→ **EXERCISE INSTRUCTIONS**
Copy all the entries below exactly, but not the pictures.

Collected data entries:
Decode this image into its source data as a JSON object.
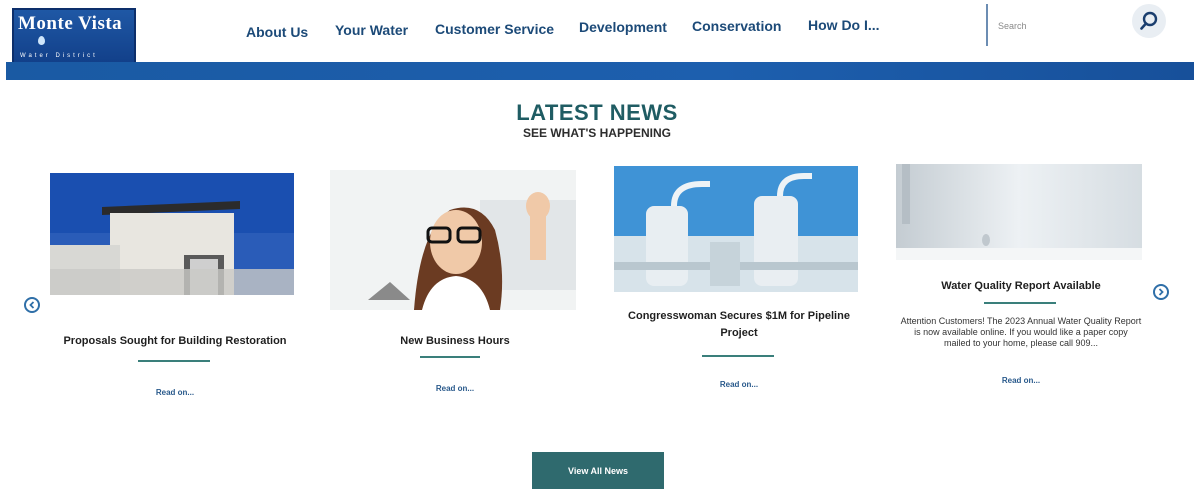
{
  "logo": {
    "title": "Monte Vista",
    "subtitle": "Water District"
  },
  "nav": {
    "items": [
      "About Us",
      "Your Water",
      "Customer Service",
      "Development",
      "Conservation",
      "How Do I..."
    ]
  },
  "search": {
    "placeholder": "Search"
  },
  "news": {
    "title": "LATEST NEWS",
    "subtitle": "SEE WHAT'S HAPPENING",
    "cards": [
      {
        "title": "Proposals Sought for Building Restoration",
        "text": "",
        "link": "Read on..."
      },
      {
        "title": "New Business Hours",
        "text": "",
        "link": "Read on..."
      },
      {
        "title": "Congresswoman Secures $1M for Pipeline Project",
        "text": "",
        "link": "Read on..."
      },
      {
        "title": "Water Quality Report Available",
        "text": "Attention Customers! The 2023 Annual Water Quality Report is now available online. If you would like a paper copy mailed to your home, please call 909...",
        "link": "Read on..."
      }
    ],
    "view_all": "View All News"
  },
  "colors": {
    "brand_blue": "#1d5fae",
    "nav_text": "#1c4a78",
    "teal": "#2f6a6e",
    "accent_rule": "#3a7f7b"
  },
  "icons": {
    "search": "search-icon",
    "prev": "chevron-left-icon",
    "next": "chevron-right-icon"
  }
}
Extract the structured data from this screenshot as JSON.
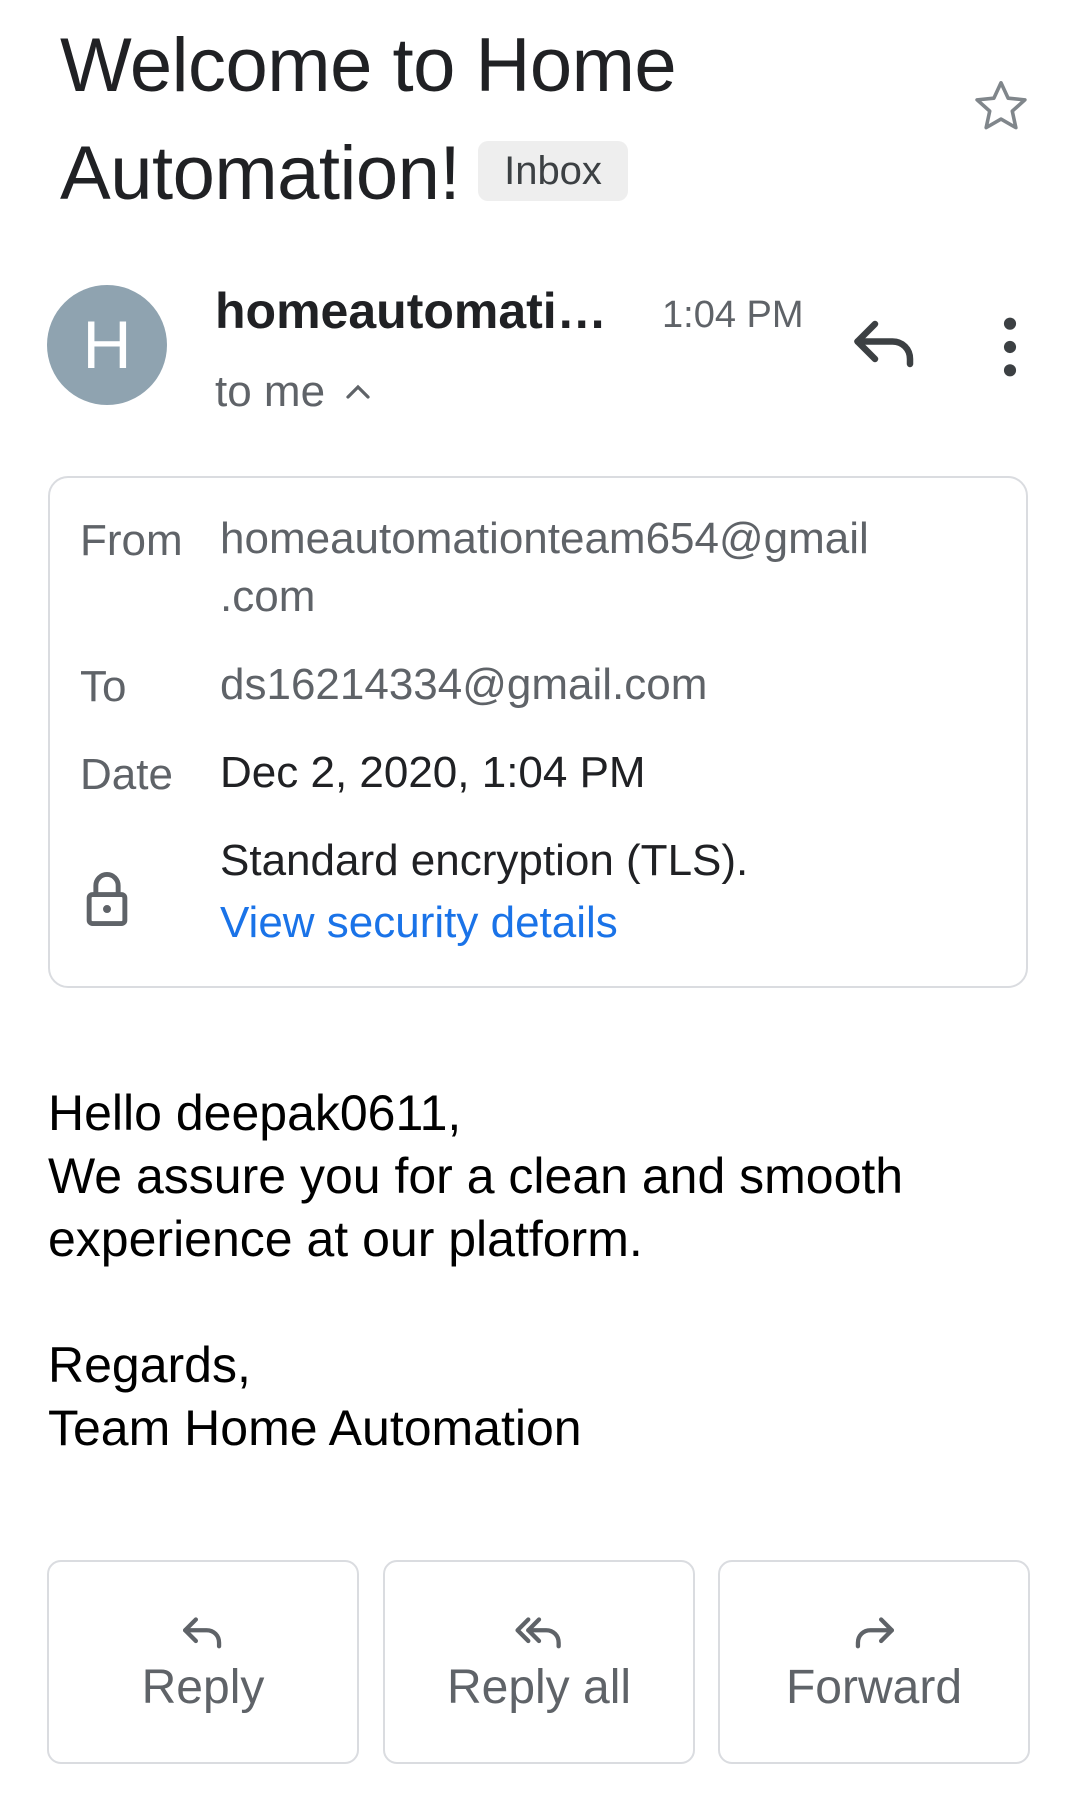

→ **ANSWER FOR THE TASK**
Decode this image into its source data as a JSON object.
{
  "logo": {
    "title": "Monte Vista",
    "subtitle": "Water District"
  },
  "nav": {
    "items": [
      "About Us",
      "Your Water",
      "Customer Service",
      "Development",
      "Conservation",
      "How Do I..."
    ]
  },
  "search": {
    "placeholder": "Search"
  },
  "news": {
    "title": "LATEST NEWS",
    "subtitle": "SEE WHAT'S HAPPENING",
    "cards": [
      {
        "title": "Proposals Sought for Building Restoration",
        "text": "",
        "link": "Read on..."
      },
      {
        "title": "New Business Hours",
        "text": "",
        "link": "Read on..."
      },
      {
        "title": "Congresswoman Secures $1M for Pipeline Project",
        "text": "",
        "link": "Read on..."
      },
      {
        "title": "Water Quality Report Available",
        "text": "Attention Customers! The 2023 Annual Water Quality Report is now available online. If you would like a paper copy mailed to your home, please call 909...",
        "link": "Read on..."
      }
    ],
    "view_all": "View All News"
  },
  "colors": {
    "brand_blue": "#1d5fae",
    "nav_text": "#1c4a78",
    "teal": "#2f6a6e",
    "accent_rule": "#3a7f7b"
  },
  "icons": {
    "search": "search-icon",
    "prev": "chevron-left-icon",
    "next": "chevron-right-icon"
  }
}
Extract the structured data from this screenshot as JSON.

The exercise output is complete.